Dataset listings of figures

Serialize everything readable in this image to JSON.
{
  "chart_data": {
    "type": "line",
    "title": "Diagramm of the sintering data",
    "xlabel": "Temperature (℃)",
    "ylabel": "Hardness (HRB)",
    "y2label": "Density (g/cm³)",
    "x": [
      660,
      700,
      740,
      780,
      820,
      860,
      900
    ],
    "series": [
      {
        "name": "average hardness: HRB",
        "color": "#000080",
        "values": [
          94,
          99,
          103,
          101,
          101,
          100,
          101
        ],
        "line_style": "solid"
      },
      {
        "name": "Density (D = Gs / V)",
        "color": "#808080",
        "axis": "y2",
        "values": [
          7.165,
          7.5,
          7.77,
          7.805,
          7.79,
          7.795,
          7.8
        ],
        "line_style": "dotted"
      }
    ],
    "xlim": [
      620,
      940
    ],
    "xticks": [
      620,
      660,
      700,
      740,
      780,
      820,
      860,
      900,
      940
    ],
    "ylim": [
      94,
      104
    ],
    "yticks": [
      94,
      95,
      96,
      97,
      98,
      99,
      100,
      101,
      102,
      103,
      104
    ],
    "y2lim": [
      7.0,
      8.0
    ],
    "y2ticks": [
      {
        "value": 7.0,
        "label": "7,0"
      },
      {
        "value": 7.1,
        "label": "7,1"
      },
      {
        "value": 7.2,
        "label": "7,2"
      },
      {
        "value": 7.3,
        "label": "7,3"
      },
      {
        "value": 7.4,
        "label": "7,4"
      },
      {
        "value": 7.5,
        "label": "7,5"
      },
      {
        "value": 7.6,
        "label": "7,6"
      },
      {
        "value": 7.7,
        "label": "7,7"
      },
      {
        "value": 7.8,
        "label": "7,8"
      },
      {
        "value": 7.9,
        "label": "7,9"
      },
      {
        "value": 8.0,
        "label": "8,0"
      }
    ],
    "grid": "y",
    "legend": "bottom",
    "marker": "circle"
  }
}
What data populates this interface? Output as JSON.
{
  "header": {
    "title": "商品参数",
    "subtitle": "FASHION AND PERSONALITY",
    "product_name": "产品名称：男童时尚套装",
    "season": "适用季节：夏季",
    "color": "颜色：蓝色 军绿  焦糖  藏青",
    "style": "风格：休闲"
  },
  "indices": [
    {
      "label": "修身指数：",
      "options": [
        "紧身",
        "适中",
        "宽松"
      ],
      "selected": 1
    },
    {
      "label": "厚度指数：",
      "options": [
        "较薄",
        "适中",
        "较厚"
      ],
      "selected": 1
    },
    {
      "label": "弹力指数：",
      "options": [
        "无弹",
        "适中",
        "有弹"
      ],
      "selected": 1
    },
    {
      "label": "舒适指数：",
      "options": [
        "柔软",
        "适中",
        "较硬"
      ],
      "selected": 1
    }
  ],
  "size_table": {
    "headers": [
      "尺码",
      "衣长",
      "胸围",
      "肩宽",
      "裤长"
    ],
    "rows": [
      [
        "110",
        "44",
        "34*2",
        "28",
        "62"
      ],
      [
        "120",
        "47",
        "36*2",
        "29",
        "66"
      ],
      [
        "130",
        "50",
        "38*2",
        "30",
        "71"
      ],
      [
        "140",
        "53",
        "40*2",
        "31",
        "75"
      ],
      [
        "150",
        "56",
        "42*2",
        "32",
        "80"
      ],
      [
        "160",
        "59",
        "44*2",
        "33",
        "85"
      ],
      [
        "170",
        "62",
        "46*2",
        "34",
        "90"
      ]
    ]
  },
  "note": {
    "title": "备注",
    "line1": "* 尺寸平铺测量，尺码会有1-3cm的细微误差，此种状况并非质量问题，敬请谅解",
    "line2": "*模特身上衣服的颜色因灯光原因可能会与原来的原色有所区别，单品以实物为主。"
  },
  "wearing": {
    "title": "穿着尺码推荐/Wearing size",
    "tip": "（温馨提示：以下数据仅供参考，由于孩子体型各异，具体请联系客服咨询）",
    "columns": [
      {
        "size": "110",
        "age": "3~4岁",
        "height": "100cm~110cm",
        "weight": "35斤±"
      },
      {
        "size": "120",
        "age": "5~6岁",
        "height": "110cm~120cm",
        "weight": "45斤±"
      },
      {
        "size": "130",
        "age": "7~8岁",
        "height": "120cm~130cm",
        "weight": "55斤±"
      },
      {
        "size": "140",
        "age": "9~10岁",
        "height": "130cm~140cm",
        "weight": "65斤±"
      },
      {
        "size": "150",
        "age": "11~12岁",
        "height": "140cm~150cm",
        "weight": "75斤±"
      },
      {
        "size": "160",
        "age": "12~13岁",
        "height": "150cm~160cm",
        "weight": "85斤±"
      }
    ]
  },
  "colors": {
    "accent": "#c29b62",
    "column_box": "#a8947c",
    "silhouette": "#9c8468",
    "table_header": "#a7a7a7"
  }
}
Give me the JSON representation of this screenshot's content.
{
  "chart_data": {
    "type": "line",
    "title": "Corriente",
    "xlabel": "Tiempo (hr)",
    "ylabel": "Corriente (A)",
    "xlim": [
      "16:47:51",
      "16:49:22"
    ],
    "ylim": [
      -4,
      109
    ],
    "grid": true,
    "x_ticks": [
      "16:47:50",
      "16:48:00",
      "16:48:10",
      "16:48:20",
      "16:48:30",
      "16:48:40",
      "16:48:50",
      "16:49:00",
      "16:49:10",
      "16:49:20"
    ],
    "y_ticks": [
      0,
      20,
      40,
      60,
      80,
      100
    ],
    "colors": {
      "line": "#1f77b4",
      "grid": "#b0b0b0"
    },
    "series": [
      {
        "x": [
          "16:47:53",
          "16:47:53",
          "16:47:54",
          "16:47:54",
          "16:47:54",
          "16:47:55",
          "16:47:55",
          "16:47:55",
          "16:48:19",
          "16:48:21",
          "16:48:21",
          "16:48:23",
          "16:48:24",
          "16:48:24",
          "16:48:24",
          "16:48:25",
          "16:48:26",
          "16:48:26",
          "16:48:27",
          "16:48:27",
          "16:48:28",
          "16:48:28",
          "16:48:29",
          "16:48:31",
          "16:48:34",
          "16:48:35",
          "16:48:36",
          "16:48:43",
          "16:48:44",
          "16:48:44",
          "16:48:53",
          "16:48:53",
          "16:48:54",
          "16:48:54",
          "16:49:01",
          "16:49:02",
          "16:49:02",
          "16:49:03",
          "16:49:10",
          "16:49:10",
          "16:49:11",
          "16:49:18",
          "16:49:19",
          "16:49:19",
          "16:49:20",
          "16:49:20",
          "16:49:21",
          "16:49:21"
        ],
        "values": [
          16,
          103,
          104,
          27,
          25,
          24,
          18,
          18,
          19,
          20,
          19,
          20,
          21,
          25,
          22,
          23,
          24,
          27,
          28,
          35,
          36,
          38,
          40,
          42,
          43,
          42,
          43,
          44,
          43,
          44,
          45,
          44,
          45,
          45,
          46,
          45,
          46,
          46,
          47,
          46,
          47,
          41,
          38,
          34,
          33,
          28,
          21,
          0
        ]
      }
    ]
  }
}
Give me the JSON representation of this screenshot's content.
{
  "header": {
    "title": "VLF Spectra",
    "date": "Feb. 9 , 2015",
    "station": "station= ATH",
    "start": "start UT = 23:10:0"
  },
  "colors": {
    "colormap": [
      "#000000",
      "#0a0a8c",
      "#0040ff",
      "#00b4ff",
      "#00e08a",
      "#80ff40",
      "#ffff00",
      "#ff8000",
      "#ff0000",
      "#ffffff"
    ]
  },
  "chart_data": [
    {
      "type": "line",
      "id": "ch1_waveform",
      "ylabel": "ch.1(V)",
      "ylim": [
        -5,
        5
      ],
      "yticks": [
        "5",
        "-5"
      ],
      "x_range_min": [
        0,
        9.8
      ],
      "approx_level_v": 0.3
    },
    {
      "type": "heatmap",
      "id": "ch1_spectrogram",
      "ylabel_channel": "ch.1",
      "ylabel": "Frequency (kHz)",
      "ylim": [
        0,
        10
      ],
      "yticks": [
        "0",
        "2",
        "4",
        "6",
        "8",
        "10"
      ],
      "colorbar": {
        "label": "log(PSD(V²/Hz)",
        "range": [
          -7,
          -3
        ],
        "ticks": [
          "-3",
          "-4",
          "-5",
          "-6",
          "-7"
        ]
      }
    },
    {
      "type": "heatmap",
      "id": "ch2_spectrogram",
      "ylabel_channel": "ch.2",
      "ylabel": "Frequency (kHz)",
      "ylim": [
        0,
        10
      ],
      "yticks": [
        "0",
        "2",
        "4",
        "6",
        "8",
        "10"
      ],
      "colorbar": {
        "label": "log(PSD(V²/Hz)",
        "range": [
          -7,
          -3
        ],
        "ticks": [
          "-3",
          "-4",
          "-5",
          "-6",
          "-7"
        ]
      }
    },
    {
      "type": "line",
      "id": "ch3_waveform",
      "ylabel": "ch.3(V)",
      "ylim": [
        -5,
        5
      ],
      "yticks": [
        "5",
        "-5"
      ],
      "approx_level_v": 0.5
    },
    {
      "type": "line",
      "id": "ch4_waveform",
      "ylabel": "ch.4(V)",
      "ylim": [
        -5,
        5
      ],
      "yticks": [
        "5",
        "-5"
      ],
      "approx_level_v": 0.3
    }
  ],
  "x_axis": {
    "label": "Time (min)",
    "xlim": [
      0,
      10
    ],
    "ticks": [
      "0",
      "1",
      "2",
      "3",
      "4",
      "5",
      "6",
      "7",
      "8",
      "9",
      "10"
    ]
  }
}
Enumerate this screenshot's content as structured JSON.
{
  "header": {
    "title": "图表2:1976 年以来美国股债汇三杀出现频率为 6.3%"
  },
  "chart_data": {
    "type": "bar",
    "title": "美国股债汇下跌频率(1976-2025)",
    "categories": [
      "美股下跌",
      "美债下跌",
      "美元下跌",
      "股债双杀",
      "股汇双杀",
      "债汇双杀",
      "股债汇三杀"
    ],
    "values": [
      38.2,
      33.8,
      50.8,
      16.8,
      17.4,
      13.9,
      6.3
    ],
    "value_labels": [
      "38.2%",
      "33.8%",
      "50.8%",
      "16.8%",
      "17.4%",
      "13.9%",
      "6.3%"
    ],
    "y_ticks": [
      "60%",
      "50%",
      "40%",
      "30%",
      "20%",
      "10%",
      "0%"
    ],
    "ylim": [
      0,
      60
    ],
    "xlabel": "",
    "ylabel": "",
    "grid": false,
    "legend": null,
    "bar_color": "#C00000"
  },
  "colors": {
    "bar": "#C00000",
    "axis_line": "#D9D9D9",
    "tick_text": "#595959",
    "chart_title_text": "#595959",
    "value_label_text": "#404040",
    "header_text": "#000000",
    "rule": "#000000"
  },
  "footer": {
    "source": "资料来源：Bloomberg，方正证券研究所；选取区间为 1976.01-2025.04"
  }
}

__Task objective__. Pick out each line above that includes "xlabel" and show it.

__Solution to this task__.
    "xlabel": "Temperature (℃)",
    "xlabel": "Tiempo (hr)",
    "xlabel": "",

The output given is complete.